───── INFORMATION SHOWN

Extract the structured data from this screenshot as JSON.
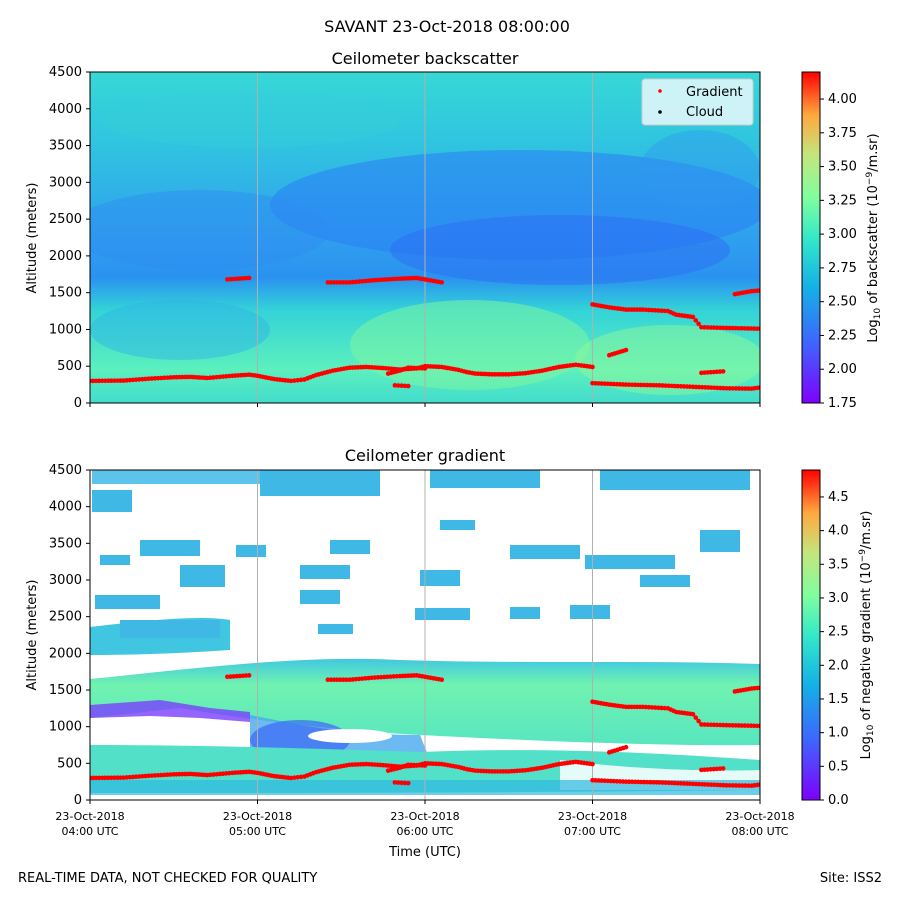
{
  "suptitle": "SAVANT 23-Oct-2018 08:00:00",
  "footer_left": "REAL-TIME DATA, NOT CHECKED FOR QUALITY",
  "footer_right": "Site: ISS2",
  "chart_data": [
    {
      "type": "heatmap",
      "title": "Ceilometer backscatter",
      "xlabel": "",
      "ylabel": "Altitude (meters)",
      "ylim": [
        0,
        4500
      ],
      "yticks": [
        0,
        500,
        1000,
        1500,
        2000,
        2500,
        3000,
        3500,
        4000,
        4500
      ],
      "xlim_hours_utc": [
        4,
        8
      ],
      "xgrid_hours_utc": [
        5,
        6,
        7
      ],
      "colorbar": {
        "label": "Log",
        "label_sub": "10",
        "label_rest": " of backscatter (10",
        "label_sup": "−9",
        "label_end": "/m.sr)",
        "range": [
          1.75,
          4.2
        ],
        "ticks": [
          "4.00",
          "3.75",
          "3.50",
          "3.25",
          "3.00",
          "2.75",
          "2.50",
          "2.25",
          "2.00",
          "1.75"
        ],
        "tick_values": [
          4.0,
          3.75,
          3.5,
          3.25,
          3.0,
          2.75,
          2.5,
          2.25,
          2.0,
          1.75
        ]
      },
      "legend": {
        "placement": "top-right",
        "entries": [
          {
            "label": "Gradient",
            "color": "#ff0000"
          },
          {
            "label": "Cloud",
            "color": "#000000"
          }
        ]
      }
    },
    {
      "type": "heatmap",
      "title": "Ceilometer gradient",
      "xlabel": "Time (UTC)",
      "ylabel": "Altitude (meters)",
      "ylim": [
        0,
        4500
      ],
      "yticks": [
        0,
        500,
        1000,
        1500,
        2000,
        2500,
        3000,
        3500,
        4000,
        4500
      ],
      "xlim_hours_utc": [
        4,
        8
      ],
      "xgrid_hours_utc": [
        5,
        6,
        7
      ],
      "xticks": [
        {
          "h": 4,
          "line1": "23-Oct-2018",
          "line2": "04:00 UTC"
        },
        {
          "h": 5,
          "line1": "23-Oct-2018",
          "line2": "05:00 UTC"
        },
        {
          "h": 6,
          "line1": "23-Oct-2018",
          "line2": "06:00 UTC"
        },
        {
          "h": 7,
          "line1": "23-Oct-2018",
          "line2": "07:00 UTC"
        },
        {
          "h": 8,
          "line1": "23-Oct-2018",
          "line2": "08:00 UTC"
        }
      ],
      "colorbar": {
        "label": "Log",
        "label_sub": "10",
        "label_rest": " of negative gradient (10",
        "label_sup": "−9",
        "label_end": "/m.sr)",
        "range": [
          0,
          4.9
        ],
        "ticks": [
          "4.5",
          "4.0",
          "3.5",
          "3.0",
          "2.5",
          "2.0",
          "1.5",
          "1.0",
          "0.5",
          "0.0"
        ],
        "tick_values": [
          4.5,
          4.0,
          3.5,
          3.0,
          2.5,
          2.0,
          1.5,
          1.0,
          0.5,
          0.0
        ]
      }
    }
  ],
  "gradient_series": [
    [
      [
        4.0,
        300
      ],
      [
        4.2,
        305
      ],
      [
        4.35,
        330
      ],
      [
        4.5,
        350
      ],
      [
        4.6,
        355
      ],
      [
        4.7,
        340
      ],
      [
        4.85,
        370
      ],
      [
        4.95,
        385
      ],
      [
        5.0,
        370
      ],
      [
        5.1,
        325
      ],
      [
        5.2,
        300
      ],
      [
        5.28,
        320
      ],
      [
        5.35,
        380
      ],
      [
        5.45,
        440
      ],
      [
        5.55,
        480
      ],
      [
        5.65,
        490
      ],
      [
        5.75,
        475
      ],
      [
        5.85,
        455
      ],
      [
        5.95,
        470
      ],
      [
        6.0,
        500
      ],
      [
        6.1,
        490
      ],
      [
        6.2,
        450
      ],
      [
        6.25,
        420
      ],
      [
        6.3,
        400
      ],
      [
        6.4,
        390
      ],
      [
        6.5,
        390
      ],
      [
        6.6,
        405
      ],
      [
        6.7,
        440
      ],
      [
        6.8,
        490
      ],
      [
        6.9,
        520
      ],
      [
        7.0,
        490
      ]
    ],
    [
      [
        5.78,
        400
      ],
      [
        5.85,
        440
      ],
      [
        5.9,
        480
      ],
      [
        6.0,
        470
      ]
    ],
    [
      [
        5.82,
        240
      ],
      [
        5.9,
        230
      ]
    ],
    [
      [
        4.82,
        1680
      ],
      [
        4.95,
        1700
      ]
    ],
    [
      [
        5.42,
        1640
      ],
      [
        5.55,
        1640
      ],
      [
        5.7,
        1670
      ],
      [
        5.85,
        1690
      ],
      [
        5.95,
        1700
      ],
      [
        6.05,
        1660
      ],
      [
        6.1,
        1640
      ]
    ],
    [
      [
        7.0,
        1340
      ],
      [
        7.1,
        1300
      ],
      [
        7.2,
        1270
      ],
      [
        7.3,
        1270
      ],
      [
        7.45,
        1250
      ],
      [
        7.5,
        1200
      ],
      [
        7.6,
        1170
      ],
      [
        7.65,
        1030
      ],
      [
        7.8,
        1020
      ],
      [
        8.0,
        1010
      ]
    ],
    [
      [
        7.85,
        1480
      ],
      [
        7.95,
        1520
      ],
      [
        8.0,
        1530
      ]
    ],
    [
      [
        7.1,
        650
      ],
      [
        7.2,
        720
      ]
    ],
    [
      [
        7.65,
        410
      ],
      [
        7.78,
        430
      ]
    ],
    [
      [
        7.0,
        270
      ],
      [
        7.2,
        250
      ],
      [
        7.4,
        240
      ],
      [
        7.6,
        220
      ],
      [
        7.8,
        200
      ],
      [
        7.95,
        195
      ],
      [
        8.0,
        210
      ]
    ]
  ]
}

──────────

#### [PROBLEM TO SOLVE]
Reproduce every entry exactly, but omit each picture.

#### [WRITTEN REPLY]
Extract the structured data from this screenshot as JSON.
{
  "suptitle": "SAVANT 23-Oct-2018 08:00:00",
  "footer_left": "REAL-TIME DATA, NOT CHECKED FOR QUALITY",
  "footer_right": "Site: ISS2",
  "chart_data": [
    {
      "type": "heatmap",
      "title": "Ceilometer backscatter",
      "xlabel": "",
      "ylabel": "Altitude (meters)",
      "ylim": [
        0,
        4500
      ],
      "yticks": [
        0,
        500,
        1000,
        1500,
        2000,
        2500,
        3000,
        3500,
        4000,
        4500
      ],
      "xlim_hours_utc": [
        4,
        8
      ],
      "xgrid_hours_utc": [
        5,
        6,
        7
      ],
      "colorbar": {
        "label": "Log",
        "label_sub": "10",
        "label_rest": " of backscatter (10",
        "label_sup": "−9",
        "label_end": "/m.sr)",
        "range": [
          1.75,
          4.2
        ],
        "ticks": [
          "4.00",
          "3.75",
          "3.50",
          "3.25",
          "3.00",
          "2.75",
          "2.50",
          "2.25",
          "2.00",
          "1.75"
        ],
        "tick_values": [
          4.0,
          3.75,
          3.5,
          3.25,
          3.0,
          2.75,
          2.5,
          2.25,
          2.0,
          1.75
        ]
      },
      "legend": {
        "placement": "top-right",
        "entries": [
          {
            "label": "Gradient",
            "color": "#ff0000"
          },
          {
            "label": "Cloud",
            "color": "#000000"
          }
        ]
      }
    },
    {
      "type": "heatmap",
      "title": "Ceilometer gradient",
      "xlabel": "Time (UTC)",
      "ylabel": "Altitude (meters)",
      "ylim": [
        0,
        4500
      ],
      "yticks": [
        0,
        500,
        1000,
        1500,
        2000,
        2500,
        3000,
        3500,
        4000,
        4500
      ],
      "xlim_hours_utc": [
        4,
        8
      ],
      "xgrid_hours_utc": [
        5,
        6,
        7
      ],
      "xticks": [
        {
          "h": 4,
          "line1": "23-Oct-2018",
          "line2": "04:00 UTC"
        },
        {
          "h": 5,
          "line1": "23-Oct-2018",
          "line2": "05:00 UTC"
        },
        {
          "h": 6,
          "line1": "23-Oct-2018",
          "line2": "06:00 UTC"
        },
        {
          "h": 7,
          "line1": "23-Oct-2018",
          "line2": "07:00 UTC"
        },
        {
          "h": 8,
          "line1": "23-Oct-2018",
          "line2": "08:00 UTC"
        }
      ],
      "colorbar": {
        "label": "Log",
        "label_sub": "10",
        "label_rest": " of negative gradient (10",
        "label_sup": "−9",
        "label_end": "/m.sr)",
        "range": [
          0,
          4.9
        ],
        "ticks": [
          "4.5",
          "4.0",
          "3.5",
          "3.0",
          "2.5",
          "2.0",
          "1.5",
          "1.0",
          "0.5",
          "0.0"
        ],
        "tick_values": [
          4.5,
          4.0,
          3.5,
          3.0,
          2.5,
          2.0,
          1.5,
          1.0,
          0.5,
          0.0
        ]
      }
    }
  ],
  "gradient_series": [
    [
      [
        4.0,
        300
      ],
      [
        4.2,
        305
      ],
      [
        4.35,
        330
      ],
      [
        4.5,
        350
      ],
      [
        4.6,
        355
      ],
      [
        4.7,
        340
      ],
      [
        4.85,
        370
      ],
      [
        4.95,
        385
      ],
      [
        5.0,
        370
      ],
      [
        5.1,
        325
      ],
      [
        5.2,
        300
      ],
      [
        5.28,
        320
      ],
      [
        5.35,
        380
      ],
      [
        5.45,
        440
      ],
      [
        5.55,
        480
      ],
      [
        5.65,
        490
      ],
      [
        5.75,
        475
      ],
      [
        5.85,
        455
      ],
      [
        5.95,
        470
      ],
      [
        6.0,
        500
      ],
      [
        6.1,
        490
      ],
      [
        6.2,
        450
      ],
      [
        6.25,
        420
      ],
      [
        6.3,
        400
      ],
      [
        6.4,
        390
      ],
      [
        6.5,
        390
      ],
      [
        6.6,
        405
      ],
      [
        6.7,
        440
      ],
      [
        6.8,
        490
      ],
      [
        6.9,
        520
      ],
      [
        7.0,
        490
      ]
    ],
    [
      [
        5.78,
        400
      ],
      [
        5.85,
        440
      ],
      [
        5.9,
        480
      ],
      [
        6.0,
        470
      ]
    ],
    [
      [
        5.82,
        240
      ],
      [
        5.9,
        230
      ]
    ],
    [
      [
        4.82,
        1680
      ],
      [
        4.95,
        1700
      ]
    ],
    [
      [
        5.42,
        1640
      ],
      [
        5.55,
        1640
      ],
      [
        5.7,
        1670
      ],
      [
        5.85,
        1690
      ],
      [
        5.95,
        1700
      ],
      [
        6.05,
        1660
      ],
      [
        6.1,
        1640
      ]
    ],
    [
      [
        7.0,
        1340
      ],
      [
        7.1,
        1300
      ],
      [
        7.2,
        1270
      ],
      [
        7.3,
        1270
      ],
      [
        7.45,
        1250
      ],
      [
        7.5,
        1200
      ],
      [
        7.6,
        1170
      ],
      [
        7.65,
        1030
      ],
      [
        7.8,
        1020
      ],
      [
        8.0,
        1010
      ]
    ],
    [
      [
        7.85,
        1480
      ],
      [
        7.95,
        1520
      ],
      [
        8.0,
        1530
      ]
    ],
    [
      [
        7.1,
        650
      ],
      [
        7.2,
        720
      ]
    ],
    [
      [
        7.65,
        410
      ],
      [
        7.78,
        430
      ]
    ],
    [
      [
        7.0,
        270
      ],
      [
        7.2,
        250
      ],
      [
        7.4,
        240
      ],
      [
        7.6,
        220
      ],
      [
        7.8,
        200
      ],
      [
        7.95,
        195
      ],
      [
        8.0,
        210
      ]
    ]
  ]
}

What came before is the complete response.